> _Rows_
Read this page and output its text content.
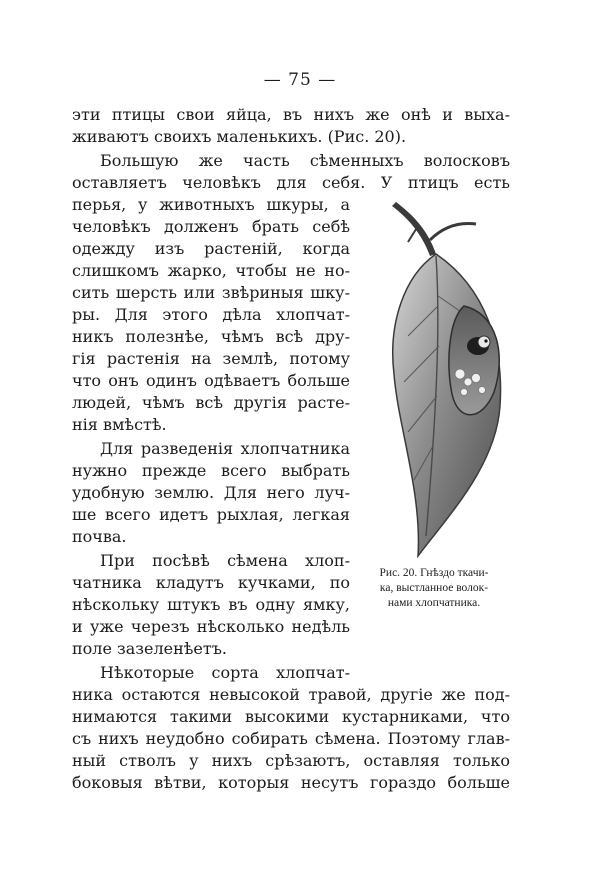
— 75 —
эти птицы свои яйца, въ нихъ же онѣ и выха-
живаютъ своихъ маленькихъ. (Рис. 20).
Большую же часть сѣменныхъ волосковъ
оставляетъ человѣкъ для себя. У птицъ есть
перья, у животныхъ шкуры, а
человѣкъ долженъ брать себѣ
одежду изъ растенiй, когда
слишкомъ жарко, чтобы не но-
сить шерсть или звѣриныя шку-
ры. Для этого дѣла хлопчат-
никъ полезнѣе, чѣмъ всѣ дру-
гiя растенiя на землѣ, потому
что онъ одинъ одѣваетъ больше
людей, чѣмъ всѣ другiя расте-
нiя вмѣстѣ.
Для разведенiя хлопчатника
нужно прежде всего выбрать
удобную землю. Для него луч-
ше всего идетъ рыхлая, легкая
почва.
При посѣвѣ сѣмена хлоп-
чатника кладутъ кучками, по
нѣскольку штукъ въ одну ямку,
и уже черезъ нѣсколько недѣль
поле зазеленѣетъ.
Нѣкоторые сорта хлопчат-
ника остаются невысокой травой, другiе же под-
нимаются такими высокими кустарниками, что
съ нихъ неудобно собирать сѣмена. Поэтому глав-
ный стволъ у нихъ срѣзаютъ, оставляя только
боковыя вѣтви, которыя несутъ гораздо больше
Рис. 20. Гнѣздо ткачи-
ка, выстланное волок-
нами хлопчатника.
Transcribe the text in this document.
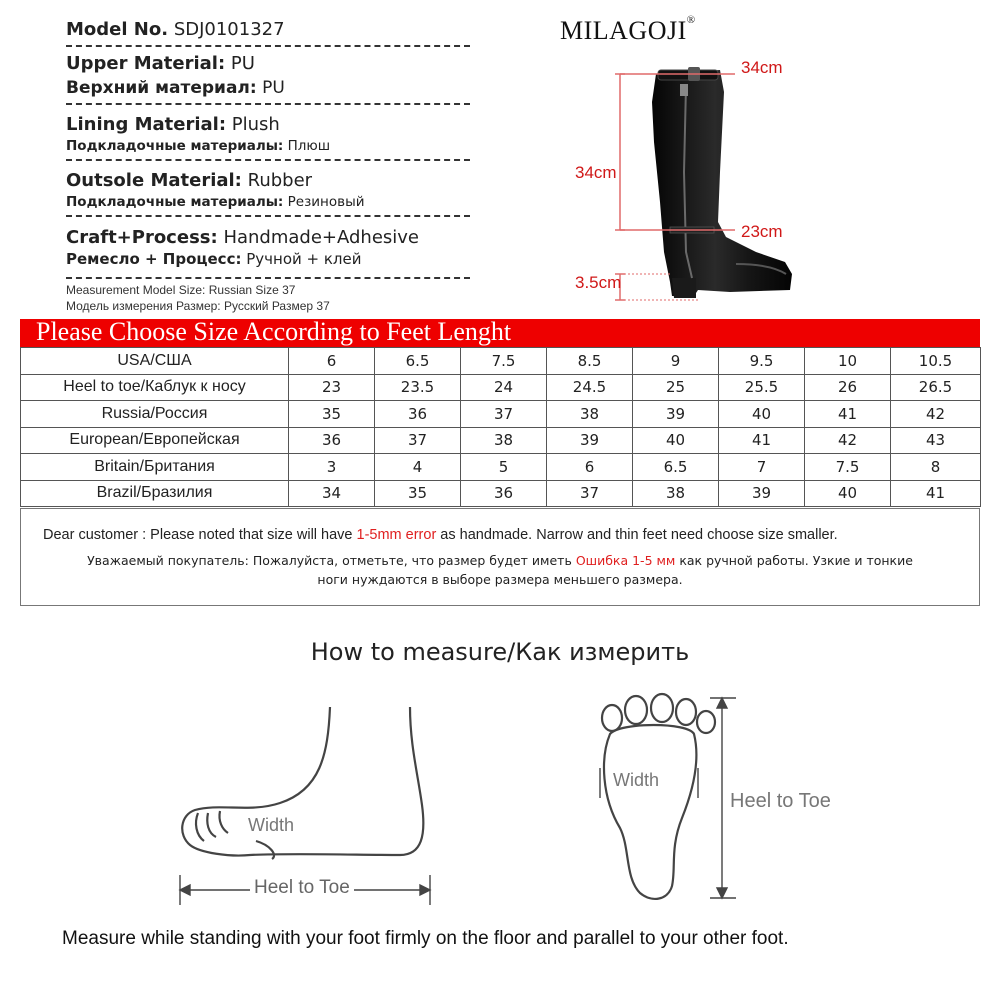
Model No. SDJ0101327
Upper Material: PU
Верхний материал: PU
Lining Material: Plush
Подкладочные материалы: Плюш
Outsole Material: Rubber
Подкладочные материалы: Резиновый
Craft+Process: Handmade+Adhesive
Ремесло + Процесс: Ручной + клей
Measurement Model Size: Russian Size 37
Модель измерения Размер: Русский Размер 37
MILAGOJI®
34cm
34cm
23cm
3.5cm
Please Choose Size According to Feet Lenght
USA/СШA	6	6.5	7.5	8.5	9	9.5	10	10.5
Heel to toe/Каблук к носу	23	23.5	24	24.5	25	25.5	26	26.5
Russia/Россия	35	36	37	38	39	40	41	42
European/Европейская	36	37	38	39	40	41	42	43
Britain/Британия	3	4	5	6	6.5	7	7.5	8
Brazil/Бразилия	34	35	36	37	38	39	40	41
Dear customer : Please noted that size will have 1-5mm error as handmade. Narrow and thin feet need choose size smaller.
Уважаемый покупатель: Пожалуйста, отметьте, что размер будет иметь Ошибка 1-5 мм как ручной работы. Узкие и тонкие
ноги нуждаются в выборе размера меньшего размера.
How to measure/Как измерить
Width
Heel to Toe
Width
Heel to Toe
Measure while standing with your foot firmly on the floor and parallel to your other foot.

> _What to work on_
Find each line that has the word "больше", then copy it out.

> _Solution to this exercise_
что онъ одинъ одѣваетъ больше
боковыя вѣтви, которыя несутъ гораздо больше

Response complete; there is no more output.